----- Records for the exercise

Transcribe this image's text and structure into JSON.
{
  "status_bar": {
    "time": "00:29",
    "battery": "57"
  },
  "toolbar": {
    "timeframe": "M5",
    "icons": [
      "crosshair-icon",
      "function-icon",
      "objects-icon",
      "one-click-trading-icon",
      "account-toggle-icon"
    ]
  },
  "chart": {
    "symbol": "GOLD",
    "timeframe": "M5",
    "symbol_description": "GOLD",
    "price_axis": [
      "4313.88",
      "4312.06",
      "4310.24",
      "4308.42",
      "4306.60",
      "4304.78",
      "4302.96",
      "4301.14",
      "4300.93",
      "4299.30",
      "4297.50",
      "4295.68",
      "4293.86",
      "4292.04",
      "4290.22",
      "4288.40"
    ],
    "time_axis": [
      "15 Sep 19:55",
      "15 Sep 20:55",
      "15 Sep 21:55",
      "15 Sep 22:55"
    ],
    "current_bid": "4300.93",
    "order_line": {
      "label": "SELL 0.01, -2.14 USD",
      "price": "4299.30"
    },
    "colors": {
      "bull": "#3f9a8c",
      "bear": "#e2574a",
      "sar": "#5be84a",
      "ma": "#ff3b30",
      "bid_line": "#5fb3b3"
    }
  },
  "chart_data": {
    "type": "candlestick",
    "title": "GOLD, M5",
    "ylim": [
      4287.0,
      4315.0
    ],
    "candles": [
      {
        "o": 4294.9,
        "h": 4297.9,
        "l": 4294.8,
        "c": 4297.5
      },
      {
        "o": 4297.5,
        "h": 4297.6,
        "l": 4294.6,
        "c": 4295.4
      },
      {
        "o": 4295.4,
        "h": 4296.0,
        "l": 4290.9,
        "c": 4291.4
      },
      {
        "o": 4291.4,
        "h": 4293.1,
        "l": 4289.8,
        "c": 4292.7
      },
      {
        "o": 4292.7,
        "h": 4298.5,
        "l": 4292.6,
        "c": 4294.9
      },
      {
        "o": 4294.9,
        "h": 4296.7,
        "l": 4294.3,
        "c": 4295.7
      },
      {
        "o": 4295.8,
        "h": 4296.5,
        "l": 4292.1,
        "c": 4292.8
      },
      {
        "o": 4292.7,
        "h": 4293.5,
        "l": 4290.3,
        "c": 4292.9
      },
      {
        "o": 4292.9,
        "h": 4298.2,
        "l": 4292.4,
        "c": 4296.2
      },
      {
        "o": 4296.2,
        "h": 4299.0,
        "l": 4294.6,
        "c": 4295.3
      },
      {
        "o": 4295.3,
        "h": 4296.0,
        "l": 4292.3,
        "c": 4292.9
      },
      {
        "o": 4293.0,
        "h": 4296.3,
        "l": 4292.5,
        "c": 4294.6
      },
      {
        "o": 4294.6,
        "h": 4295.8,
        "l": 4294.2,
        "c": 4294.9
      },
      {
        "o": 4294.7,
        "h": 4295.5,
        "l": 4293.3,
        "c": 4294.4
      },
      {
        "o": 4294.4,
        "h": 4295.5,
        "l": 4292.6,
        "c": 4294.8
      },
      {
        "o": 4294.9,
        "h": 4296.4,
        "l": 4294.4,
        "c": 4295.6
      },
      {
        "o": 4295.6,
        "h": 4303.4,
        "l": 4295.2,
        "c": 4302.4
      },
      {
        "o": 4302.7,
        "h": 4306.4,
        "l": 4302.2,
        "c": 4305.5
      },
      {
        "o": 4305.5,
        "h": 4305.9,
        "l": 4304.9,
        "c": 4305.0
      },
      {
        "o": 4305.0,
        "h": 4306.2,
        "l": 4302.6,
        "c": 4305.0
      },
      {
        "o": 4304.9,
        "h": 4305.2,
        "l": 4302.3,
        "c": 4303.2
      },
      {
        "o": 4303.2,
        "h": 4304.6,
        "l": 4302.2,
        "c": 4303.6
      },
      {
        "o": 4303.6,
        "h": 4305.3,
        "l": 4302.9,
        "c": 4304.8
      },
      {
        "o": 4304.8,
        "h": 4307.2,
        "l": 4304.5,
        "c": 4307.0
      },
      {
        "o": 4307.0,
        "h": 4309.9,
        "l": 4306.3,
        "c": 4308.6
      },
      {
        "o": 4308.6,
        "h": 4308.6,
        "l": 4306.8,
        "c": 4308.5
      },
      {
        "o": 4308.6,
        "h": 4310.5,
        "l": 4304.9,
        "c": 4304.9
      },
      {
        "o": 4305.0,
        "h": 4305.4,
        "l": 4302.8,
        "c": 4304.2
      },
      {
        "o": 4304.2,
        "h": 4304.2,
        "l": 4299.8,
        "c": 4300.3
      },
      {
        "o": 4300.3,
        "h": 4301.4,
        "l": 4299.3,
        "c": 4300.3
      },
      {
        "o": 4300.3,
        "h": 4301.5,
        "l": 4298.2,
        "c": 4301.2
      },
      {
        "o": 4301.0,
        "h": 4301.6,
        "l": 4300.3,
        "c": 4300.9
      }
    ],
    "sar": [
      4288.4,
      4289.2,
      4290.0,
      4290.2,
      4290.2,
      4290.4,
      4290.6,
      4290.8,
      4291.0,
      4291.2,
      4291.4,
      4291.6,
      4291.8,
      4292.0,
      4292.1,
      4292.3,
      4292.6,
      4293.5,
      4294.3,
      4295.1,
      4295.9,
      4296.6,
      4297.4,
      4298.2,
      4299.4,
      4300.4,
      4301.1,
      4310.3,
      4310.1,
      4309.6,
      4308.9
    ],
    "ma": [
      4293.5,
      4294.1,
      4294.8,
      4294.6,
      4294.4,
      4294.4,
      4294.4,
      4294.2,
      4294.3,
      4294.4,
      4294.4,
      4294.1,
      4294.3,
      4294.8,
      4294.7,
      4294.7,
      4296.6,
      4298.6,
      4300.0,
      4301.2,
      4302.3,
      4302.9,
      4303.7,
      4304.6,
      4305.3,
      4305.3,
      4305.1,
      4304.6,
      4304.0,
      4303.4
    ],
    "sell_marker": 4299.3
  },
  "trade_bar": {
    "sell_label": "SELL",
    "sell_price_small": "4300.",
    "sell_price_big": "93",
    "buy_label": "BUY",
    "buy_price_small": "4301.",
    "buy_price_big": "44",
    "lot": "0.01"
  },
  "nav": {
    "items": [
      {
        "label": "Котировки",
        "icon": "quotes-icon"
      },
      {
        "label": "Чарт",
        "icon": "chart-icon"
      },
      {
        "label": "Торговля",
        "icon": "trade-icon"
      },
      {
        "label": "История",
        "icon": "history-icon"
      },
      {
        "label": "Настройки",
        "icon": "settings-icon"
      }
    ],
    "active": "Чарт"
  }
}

----------

» Directions
Find each line that has the word "GOLD", then copy it out.

» In response
    "symbol": "GOLD",
    "symbol_description": "GOLD",
    "title": "GOLD, M5",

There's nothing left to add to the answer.